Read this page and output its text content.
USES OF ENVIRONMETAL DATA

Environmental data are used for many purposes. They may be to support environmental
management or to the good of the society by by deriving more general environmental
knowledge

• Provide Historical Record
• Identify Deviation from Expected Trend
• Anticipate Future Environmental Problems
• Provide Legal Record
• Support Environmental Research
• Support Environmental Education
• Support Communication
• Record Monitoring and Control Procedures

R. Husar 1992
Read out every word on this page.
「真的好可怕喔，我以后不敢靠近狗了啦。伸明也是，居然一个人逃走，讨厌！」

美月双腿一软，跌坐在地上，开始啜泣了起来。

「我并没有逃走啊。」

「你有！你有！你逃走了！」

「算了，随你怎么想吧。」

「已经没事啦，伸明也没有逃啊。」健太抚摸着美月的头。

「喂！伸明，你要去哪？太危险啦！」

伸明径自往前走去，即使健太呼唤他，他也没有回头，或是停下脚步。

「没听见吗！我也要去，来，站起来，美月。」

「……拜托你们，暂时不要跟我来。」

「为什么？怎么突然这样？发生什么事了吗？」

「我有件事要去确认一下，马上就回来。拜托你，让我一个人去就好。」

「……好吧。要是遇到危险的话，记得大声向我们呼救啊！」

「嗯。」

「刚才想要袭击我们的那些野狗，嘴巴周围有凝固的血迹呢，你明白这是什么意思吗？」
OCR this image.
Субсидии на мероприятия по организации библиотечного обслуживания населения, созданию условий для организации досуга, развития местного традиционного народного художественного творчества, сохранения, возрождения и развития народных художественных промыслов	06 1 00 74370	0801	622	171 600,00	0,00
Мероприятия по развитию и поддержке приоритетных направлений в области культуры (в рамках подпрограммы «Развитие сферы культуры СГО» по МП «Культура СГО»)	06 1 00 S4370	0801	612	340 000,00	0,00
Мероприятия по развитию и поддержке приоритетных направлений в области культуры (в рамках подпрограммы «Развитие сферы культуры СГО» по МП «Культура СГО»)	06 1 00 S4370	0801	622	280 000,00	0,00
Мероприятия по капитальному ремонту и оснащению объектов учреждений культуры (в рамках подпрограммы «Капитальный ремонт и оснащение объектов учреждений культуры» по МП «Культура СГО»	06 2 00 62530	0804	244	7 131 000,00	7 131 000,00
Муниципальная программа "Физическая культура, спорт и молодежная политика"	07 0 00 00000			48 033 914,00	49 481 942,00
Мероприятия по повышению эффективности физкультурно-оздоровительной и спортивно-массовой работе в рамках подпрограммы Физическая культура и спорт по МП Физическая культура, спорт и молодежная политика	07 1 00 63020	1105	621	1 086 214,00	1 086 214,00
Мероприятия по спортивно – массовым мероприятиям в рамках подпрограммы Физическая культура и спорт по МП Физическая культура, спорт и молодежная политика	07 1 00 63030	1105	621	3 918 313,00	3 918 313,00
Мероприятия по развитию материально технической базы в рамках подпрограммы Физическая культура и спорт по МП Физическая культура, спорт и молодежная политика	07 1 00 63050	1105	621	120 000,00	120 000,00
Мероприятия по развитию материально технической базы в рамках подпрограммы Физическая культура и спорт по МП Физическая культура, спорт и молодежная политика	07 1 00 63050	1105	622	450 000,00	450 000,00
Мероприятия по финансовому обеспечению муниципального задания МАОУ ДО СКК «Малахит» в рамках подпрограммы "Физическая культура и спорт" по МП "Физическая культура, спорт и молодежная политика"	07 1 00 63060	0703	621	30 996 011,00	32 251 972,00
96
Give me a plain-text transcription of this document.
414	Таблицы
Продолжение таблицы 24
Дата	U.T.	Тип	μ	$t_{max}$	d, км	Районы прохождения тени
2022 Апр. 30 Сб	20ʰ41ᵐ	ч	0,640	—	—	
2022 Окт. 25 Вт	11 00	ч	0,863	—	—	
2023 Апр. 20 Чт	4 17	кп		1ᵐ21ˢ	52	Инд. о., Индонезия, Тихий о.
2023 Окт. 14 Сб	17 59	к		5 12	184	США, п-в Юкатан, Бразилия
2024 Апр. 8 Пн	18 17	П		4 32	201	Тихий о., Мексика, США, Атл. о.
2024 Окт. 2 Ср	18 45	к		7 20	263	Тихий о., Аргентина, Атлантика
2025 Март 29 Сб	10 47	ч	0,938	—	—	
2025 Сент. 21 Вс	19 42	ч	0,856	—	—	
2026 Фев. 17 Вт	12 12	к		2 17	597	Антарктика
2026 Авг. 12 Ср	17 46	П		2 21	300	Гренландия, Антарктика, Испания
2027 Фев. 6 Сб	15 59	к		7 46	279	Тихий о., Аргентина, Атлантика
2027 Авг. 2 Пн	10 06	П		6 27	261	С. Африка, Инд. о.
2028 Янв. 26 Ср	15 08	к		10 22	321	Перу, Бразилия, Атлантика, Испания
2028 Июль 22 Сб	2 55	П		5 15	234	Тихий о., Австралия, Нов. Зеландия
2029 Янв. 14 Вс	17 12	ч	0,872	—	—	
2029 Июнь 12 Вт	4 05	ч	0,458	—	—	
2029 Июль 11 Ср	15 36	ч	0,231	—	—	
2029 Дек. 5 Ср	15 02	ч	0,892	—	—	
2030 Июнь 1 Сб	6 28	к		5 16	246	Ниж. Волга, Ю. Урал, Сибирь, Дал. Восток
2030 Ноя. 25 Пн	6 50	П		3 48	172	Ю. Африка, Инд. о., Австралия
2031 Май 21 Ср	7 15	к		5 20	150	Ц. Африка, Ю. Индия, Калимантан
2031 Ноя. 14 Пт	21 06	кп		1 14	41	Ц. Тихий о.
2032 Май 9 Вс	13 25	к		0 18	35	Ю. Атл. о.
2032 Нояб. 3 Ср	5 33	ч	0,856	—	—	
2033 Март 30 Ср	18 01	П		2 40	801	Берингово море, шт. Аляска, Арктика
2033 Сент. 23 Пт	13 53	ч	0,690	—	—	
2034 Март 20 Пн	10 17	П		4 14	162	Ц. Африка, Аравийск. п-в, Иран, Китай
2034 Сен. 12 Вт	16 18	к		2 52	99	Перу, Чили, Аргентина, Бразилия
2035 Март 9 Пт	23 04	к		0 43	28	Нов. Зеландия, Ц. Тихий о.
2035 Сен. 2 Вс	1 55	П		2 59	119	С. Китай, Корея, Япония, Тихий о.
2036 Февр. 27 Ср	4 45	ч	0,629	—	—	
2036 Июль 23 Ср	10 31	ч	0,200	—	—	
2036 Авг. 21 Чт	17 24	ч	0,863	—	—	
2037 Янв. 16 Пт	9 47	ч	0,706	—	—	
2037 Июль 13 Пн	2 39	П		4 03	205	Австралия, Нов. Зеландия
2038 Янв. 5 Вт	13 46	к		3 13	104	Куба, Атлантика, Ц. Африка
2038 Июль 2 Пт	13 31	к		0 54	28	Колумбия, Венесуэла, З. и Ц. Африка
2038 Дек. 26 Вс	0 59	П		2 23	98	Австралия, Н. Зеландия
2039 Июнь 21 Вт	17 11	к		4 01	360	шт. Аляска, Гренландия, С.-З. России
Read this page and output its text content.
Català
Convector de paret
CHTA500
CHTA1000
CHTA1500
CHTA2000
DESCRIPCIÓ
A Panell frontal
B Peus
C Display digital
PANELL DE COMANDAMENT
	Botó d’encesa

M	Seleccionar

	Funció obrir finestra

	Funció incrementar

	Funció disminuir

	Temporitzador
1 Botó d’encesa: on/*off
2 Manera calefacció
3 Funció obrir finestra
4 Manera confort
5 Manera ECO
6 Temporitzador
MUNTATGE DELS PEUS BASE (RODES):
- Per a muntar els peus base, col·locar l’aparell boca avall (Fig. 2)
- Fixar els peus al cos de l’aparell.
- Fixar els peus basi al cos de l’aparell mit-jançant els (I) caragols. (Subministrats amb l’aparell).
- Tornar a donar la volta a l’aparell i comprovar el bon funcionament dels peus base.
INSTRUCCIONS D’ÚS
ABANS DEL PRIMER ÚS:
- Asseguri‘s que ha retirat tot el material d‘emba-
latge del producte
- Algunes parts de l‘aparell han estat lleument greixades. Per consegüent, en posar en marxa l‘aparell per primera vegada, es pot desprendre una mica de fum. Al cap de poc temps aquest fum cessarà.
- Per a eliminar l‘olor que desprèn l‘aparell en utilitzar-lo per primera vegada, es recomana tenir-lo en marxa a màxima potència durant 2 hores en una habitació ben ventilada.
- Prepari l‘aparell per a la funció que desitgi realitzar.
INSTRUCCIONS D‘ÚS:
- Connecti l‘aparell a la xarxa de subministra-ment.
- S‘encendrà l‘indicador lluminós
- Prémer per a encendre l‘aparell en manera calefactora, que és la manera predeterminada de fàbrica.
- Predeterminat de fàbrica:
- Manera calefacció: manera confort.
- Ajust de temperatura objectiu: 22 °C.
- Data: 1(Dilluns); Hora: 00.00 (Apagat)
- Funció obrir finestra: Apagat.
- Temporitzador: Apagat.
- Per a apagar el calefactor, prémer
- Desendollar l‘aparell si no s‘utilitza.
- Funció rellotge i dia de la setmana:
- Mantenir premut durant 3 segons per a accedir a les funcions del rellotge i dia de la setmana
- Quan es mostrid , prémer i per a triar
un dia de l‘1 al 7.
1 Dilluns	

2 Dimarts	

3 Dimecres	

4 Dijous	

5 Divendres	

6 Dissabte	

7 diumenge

********************

Given task: Say how many lines in the records contain the string "Перу", and say nothing else.

The result: 2